━━ DATASET EXTRACT

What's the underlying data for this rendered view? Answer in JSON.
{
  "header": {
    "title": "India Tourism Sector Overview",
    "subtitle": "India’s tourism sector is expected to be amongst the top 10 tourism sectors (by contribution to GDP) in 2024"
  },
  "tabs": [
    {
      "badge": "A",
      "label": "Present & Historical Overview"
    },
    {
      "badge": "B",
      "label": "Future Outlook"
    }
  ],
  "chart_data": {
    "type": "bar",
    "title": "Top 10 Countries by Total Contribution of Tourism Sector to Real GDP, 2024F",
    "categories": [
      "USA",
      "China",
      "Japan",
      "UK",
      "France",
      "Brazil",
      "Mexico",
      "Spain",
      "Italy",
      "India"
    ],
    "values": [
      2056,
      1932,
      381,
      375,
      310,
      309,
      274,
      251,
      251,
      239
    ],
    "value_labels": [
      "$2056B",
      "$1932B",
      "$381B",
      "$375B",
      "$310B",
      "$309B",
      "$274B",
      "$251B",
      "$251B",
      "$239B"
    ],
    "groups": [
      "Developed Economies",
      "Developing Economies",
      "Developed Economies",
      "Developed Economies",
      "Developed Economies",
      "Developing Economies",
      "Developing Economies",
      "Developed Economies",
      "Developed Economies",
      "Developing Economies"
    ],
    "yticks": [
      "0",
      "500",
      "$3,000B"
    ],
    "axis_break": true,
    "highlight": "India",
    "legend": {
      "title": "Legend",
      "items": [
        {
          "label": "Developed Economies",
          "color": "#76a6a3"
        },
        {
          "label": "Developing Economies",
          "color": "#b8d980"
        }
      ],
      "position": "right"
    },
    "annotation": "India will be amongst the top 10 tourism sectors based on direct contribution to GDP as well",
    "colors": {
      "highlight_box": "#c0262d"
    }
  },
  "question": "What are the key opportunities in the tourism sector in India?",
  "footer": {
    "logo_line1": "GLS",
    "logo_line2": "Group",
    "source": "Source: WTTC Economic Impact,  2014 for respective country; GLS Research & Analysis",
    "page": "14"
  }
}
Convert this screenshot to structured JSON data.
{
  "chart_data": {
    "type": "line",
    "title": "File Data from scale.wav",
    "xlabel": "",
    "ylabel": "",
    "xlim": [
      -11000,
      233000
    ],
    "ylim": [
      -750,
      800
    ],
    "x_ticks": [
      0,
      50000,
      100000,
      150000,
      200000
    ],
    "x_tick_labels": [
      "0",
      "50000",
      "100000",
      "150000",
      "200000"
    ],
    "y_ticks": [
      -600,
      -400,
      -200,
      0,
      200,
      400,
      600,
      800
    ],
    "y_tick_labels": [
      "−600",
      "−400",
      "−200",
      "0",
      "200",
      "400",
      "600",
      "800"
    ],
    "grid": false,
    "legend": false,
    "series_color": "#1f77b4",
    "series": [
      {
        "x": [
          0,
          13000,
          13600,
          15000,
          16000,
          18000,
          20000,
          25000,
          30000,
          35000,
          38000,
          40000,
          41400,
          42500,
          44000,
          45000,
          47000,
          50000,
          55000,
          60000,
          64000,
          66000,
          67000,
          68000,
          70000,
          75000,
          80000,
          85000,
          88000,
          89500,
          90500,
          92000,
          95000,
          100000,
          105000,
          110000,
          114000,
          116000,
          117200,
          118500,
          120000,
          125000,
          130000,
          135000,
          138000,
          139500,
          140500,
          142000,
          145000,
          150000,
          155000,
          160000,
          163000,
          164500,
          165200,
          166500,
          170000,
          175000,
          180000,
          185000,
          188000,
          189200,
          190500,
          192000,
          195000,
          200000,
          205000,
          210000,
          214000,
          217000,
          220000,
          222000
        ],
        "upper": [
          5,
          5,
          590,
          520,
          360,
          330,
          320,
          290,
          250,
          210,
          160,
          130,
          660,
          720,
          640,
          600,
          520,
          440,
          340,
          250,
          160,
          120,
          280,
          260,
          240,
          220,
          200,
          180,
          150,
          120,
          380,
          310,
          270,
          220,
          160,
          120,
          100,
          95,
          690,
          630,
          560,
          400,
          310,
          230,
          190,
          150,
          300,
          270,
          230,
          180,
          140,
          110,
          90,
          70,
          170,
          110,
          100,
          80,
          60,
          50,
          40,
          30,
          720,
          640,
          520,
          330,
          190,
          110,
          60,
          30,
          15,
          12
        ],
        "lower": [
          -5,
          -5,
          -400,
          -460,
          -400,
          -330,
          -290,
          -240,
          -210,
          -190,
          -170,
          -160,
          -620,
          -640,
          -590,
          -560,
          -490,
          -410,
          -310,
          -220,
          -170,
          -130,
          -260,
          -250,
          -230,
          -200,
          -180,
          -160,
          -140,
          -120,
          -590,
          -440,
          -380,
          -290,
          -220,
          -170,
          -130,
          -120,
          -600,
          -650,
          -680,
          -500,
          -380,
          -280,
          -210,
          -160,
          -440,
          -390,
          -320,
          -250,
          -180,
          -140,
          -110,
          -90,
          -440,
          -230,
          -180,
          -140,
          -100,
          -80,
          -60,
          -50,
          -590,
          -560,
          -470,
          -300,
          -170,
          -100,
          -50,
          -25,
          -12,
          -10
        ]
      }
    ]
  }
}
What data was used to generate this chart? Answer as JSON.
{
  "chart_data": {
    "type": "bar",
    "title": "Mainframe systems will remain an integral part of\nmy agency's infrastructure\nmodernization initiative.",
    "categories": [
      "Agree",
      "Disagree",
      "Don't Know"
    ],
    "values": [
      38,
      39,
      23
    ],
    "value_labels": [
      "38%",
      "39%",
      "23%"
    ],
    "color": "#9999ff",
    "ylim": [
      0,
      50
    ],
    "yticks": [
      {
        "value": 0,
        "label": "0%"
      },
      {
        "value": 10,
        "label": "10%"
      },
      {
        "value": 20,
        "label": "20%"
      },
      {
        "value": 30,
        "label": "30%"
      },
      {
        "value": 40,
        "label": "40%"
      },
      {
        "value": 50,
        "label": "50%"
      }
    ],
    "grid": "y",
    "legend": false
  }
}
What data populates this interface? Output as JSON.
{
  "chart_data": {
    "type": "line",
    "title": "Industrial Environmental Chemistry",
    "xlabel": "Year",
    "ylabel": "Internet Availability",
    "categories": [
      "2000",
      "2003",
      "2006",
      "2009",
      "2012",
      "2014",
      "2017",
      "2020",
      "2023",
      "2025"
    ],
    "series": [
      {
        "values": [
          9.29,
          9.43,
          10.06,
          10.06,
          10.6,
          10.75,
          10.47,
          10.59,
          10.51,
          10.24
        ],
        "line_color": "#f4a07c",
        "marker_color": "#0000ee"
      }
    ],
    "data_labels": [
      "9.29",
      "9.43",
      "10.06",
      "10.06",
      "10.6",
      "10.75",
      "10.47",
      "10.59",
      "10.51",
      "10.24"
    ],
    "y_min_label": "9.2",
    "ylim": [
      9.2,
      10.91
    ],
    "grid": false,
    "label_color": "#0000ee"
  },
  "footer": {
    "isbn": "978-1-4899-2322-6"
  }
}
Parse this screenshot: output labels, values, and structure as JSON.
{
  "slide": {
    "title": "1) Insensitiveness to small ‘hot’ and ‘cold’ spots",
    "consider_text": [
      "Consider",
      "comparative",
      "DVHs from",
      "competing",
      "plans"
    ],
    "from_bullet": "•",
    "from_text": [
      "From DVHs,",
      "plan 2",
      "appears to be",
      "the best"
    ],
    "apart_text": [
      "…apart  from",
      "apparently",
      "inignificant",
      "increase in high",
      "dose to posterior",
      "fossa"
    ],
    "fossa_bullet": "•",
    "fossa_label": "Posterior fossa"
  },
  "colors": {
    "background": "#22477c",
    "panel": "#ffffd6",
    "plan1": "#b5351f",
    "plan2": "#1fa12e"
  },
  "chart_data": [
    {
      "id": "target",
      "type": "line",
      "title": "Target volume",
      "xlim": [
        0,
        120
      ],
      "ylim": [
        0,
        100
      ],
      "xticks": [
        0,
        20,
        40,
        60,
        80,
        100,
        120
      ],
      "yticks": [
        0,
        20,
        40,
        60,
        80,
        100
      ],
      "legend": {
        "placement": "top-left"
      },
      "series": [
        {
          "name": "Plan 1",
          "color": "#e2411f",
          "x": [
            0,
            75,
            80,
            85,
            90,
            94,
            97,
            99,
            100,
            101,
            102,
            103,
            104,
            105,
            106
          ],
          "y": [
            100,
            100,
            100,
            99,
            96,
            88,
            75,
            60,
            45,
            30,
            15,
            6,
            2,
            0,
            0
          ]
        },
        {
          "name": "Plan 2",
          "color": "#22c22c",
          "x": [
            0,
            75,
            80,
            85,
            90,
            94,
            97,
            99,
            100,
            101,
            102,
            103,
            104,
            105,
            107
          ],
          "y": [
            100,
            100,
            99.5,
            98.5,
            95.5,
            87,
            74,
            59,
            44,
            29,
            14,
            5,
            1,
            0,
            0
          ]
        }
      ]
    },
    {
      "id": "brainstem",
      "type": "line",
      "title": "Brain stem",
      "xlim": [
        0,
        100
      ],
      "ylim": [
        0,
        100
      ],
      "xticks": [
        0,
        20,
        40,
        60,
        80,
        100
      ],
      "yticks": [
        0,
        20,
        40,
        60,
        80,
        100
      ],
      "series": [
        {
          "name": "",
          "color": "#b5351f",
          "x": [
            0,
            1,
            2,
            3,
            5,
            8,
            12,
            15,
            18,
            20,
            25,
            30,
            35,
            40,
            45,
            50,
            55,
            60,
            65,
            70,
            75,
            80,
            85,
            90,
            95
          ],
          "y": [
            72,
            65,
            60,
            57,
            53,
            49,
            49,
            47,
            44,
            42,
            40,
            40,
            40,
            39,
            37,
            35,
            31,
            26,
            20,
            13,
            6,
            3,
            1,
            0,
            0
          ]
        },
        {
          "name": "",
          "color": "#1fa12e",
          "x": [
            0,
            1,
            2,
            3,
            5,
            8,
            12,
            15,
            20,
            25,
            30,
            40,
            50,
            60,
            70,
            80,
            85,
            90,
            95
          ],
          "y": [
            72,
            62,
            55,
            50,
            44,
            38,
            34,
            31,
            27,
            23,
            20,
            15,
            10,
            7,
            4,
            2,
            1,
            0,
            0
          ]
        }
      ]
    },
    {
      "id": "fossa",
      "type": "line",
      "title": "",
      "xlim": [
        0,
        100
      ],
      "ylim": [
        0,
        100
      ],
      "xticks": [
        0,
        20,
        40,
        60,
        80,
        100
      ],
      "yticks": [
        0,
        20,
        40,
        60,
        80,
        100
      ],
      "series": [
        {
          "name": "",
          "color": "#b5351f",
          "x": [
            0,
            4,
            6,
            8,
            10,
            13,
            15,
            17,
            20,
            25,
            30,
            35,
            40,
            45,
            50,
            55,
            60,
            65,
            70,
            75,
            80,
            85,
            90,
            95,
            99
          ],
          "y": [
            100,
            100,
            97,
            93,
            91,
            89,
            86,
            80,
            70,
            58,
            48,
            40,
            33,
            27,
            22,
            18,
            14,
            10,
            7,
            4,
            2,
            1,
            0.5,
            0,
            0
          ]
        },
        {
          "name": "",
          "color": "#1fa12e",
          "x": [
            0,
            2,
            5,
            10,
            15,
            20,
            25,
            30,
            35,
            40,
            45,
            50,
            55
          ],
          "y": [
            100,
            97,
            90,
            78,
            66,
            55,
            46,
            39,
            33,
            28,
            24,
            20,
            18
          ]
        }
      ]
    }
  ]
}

━━━━

TASK BRIEF:
From the data, collect all lines where the string "amongst" appears.

THE OUTPUT:
    "subtitle": "India’s tourism sector is expected to be amongst the top 10 tourism sectors (by contribution to GDP) in 2024"
    "annotation": "India will be amongst the top 10 tourism sectors based on direct contribution to GDP as well",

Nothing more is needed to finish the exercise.